__Written request__. Print the listing that follows, character for character.

====== Extracted data ======

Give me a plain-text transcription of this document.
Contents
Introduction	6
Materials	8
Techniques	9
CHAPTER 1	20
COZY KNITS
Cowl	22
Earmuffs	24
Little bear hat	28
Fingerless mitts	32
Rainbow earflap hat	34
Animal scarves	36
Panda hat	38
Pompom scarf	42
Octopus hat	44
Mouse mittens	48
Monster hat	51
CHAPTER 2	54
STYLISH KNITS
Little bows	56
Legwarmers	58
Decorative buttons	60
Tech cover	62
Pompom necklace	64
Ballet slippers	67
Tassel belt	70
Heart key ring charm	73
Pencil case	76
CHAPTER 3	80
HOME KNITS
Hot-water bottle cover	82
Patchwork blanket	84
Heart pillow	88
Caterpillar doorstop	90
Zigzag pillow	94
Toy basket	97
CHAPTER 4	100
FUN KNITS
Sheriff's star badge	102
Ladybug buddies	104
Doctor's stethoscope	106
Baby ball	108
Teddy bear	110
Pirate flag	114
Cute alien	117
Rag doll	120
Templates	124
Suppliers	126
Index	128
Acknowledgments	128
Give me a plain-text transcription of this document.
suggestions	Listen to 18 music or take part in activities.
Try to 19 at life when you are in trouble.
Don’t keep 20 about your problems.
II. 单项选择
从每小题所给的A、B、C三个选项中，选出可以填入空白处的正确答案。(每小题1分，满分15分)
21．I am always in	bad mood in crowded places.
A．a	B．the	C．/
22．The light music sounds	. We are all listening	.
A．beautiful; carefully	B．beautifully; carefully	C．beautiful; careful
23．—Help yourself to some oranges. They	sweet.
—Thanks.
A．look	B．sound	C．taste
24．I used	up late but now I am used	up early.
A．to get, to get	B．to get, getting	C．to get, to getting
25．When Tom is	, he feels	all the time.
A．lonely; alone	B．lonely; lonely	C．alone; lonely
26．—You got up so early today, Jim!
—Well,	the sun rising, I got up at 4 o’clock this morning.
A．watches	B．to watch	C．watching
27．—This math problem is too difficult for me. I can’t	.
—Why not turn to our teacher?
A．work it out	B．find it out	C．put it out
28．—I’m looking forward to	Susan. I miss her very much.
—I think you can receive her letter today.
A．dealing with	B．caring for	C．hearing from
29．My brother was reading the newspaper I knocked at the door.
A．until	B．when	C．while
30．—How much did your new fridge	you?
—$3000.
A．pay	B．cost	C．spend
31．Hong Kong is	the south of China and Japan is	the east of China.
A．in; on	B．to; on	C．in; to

======

__Written reply__.
Give me a plain-text transcription of this document.
Contents
Introduction	6
Materials	8
Techniques	9
CHAPTER 1	20
COZY KNITS
Cowl	22
Earmuffs	24
Little bear hat	28
Fingerless mitts	32
Rainbow earflap hat	34
Animal scarves	36
Panda hat	38
Pompom scarf	42
Octopus hat	44
Mouse mittens	48
Monster hat	51
CHAPTER 2	54
STYLISH KNITS
Little bows	56
Legwarmers	58
Decorative buttons	60
Tech cover	62
Pompom necklace	64
Ballet slippers	67
Tassel belt	70
Heart key ring charm	73
Pencil case	76
CHAPTER 3	80
HOME KNITS
Hot-water bottle cover	82
Patchwork blanket	84
Heart pillow	88
Caterpillar doorstop	90
Zigzag pillow	94
Toy basket	97
CHAPTER 4	100
FUN KNITS
Sheriff's star badge	102
Ladybug buddies	104
Doctor's stethoscope	106
Baby ball	108
Teddy bear	110
Pirate flag	114
Cute alien	117
Rag doll	120
Templates	124
Suppliers	126
Index	128
Acknowledgments	128
Give me a plain-text transcription of this document.
suggestions	Listen to 18 music or take part in activities.
Try to 19 at life when you are in trouble.
Don’t keep 20 about your problems.
II. 单项选择
从每小题所给的A、B、C三个选项中，选出可以填入空白处的正确答案。(每小题1分，满分15分)
21．I am always in	bad mood in crowded places.
A．a	B．the	C．/
22．The light music sounds	. We are all listening	.
A．beautiful; carefully	B．beautifully; carefully	C．beautiful; careful
23．—Help yourself to some oranges. They	sweet.
—Thanks.
A．look	B．sound	C．taste
24．I used	up late but now I am used	up early.
A．to get, to get	B．to get, getting	C．to get, to getting
25．When Tom is	, he feels	all the time.
A．lonely; alone	B．lonely; lonely	C．alone; lonely
26．—You got up so early today, Jim!
—Well,	the sun rising, I got up at 4 o’clock this morning.
A．watches	B．to watch	C．watching
27．—This math problem is too difficult for me. I can’t	.
—Why not turn to our teacher?
A．work it out	B．find it out	C．put it out
28．—I’m looking forward to	Susan. I miss her very much.
—I think you can receive her letter today.
A．dealing with	B．caring for	C．hearing from
29．My brother was reading the newspaper I knocked at the door.
A．until	B．when	C．while
30．—How much did your new fridge	you?
—$3000.
A．pay	B．cost	C．spend
31．Hong Kong is	the south of China and Japan is	the east of China.
A．in; on	B．to; on	C．in; to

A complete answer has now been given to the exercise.